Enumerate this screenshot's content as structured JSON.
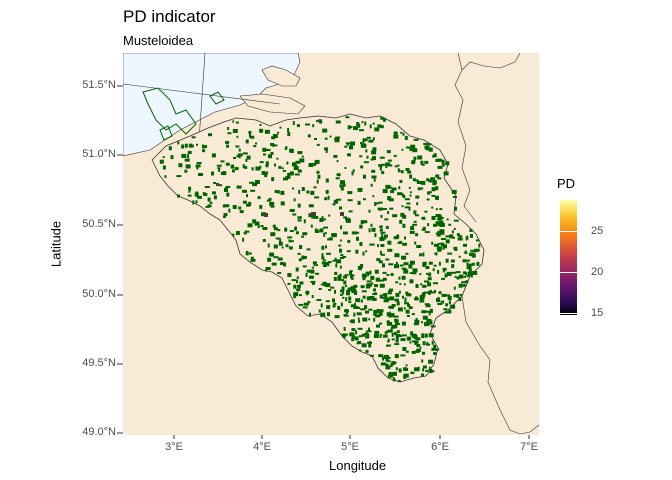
{
  "title": "PD indicator",
  "subtitle": "Musteloidea",
  "axes": {
    "x_title": "Longitude",
    "y_title": "Latitude",
    "x_ticks": [
      "3°E",
      "4°E",
      "5°E",
      "6°E",
      "7°E"
    ],
    "y_ticks": [
      "51.5°N",
      "51.0°N",
      "50.5°N",
      "50.0°N",
      "49.5°N",
      "49.0°N"
    ],
    "x_range": [
      2.5,
      7.1
    ],
    "y_range": [
      48.97,
      51.75
    ]
  },
  "legend": {
    "title": "PD",
    "ticks": [
      "25",
      "20",
      "15"
    ],
    "range": [
      14.8,
      28.8
    ],
    "palette": "inferno"
  },
  "colors": {
    "sea": "#eef6ff",
    "land": "#f9ead6",
    "occurrence_cells": "#006400",
    "border_line": "#333333"
  }
}
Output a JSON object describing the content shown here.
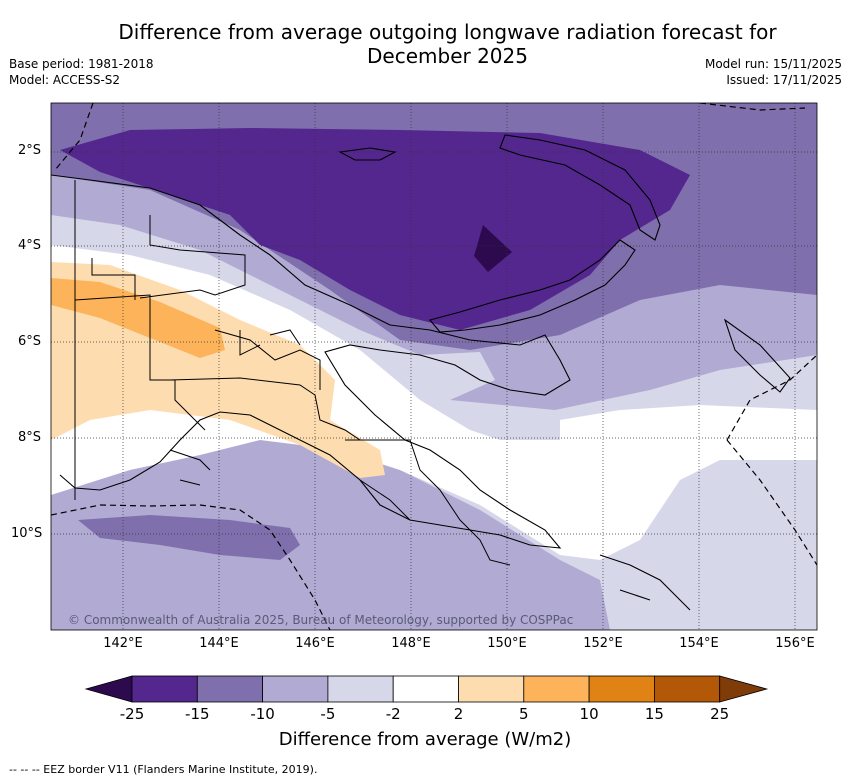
{
  "title_line1": "Difference from average outgoing longwave radiation forecast for",
  "title_line2": "December 2025",
  "base_period": "Base period: 1981-2018",
  "model": "Model: ACCESS-S2",
  "model_run": "Model run: 15/11/2025",
  "issued": "Issued: 17/11/2025",
  "credit": "© Commonwealth of Australia 2025, Bureau of Meteorology, supported by COSPPac",
  "lat_labels": [
    "2°S",
    "4°S",
    "6°S",
    "8°S",
    "10°S"
  ],
  "lon_labels": [
    "142°E",
    "144°E",
    "146°E",
    "148°E",
    "150°E",
    "152°E",
    "154°E",
    "156°E"
  ],
  "colorbar": {
    "title": "Difference from average (W/m2)",
    "ticks": [
      "-25",
      "-15",
      "-10",
      "-5",
      "-2",
      "2",
      "5",
      "10",
      "15",
      "25"
    ],
    "colors": [
      "#2d0a4e",
      "#54278f",
      "#7f70ad",
      "#b1aad3",
      "#d7d7ea",
      "#ffffff",
      "#fddcb0",
      "#fdb35a",
      "#e08214",
      "#b35806",
      "#7f3b08"
    ]
  },
  "legend_footer": "--  --  -- EEZ border V11 (Flanders Marine Institute, 2019)."
}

→ Objective:
Show all lines above holding "from".

→ Reply to the task:
  "title_line1": "Difference from average outgoing longwave radiation forecast for",
    "title": "Difference from average (W/m2)",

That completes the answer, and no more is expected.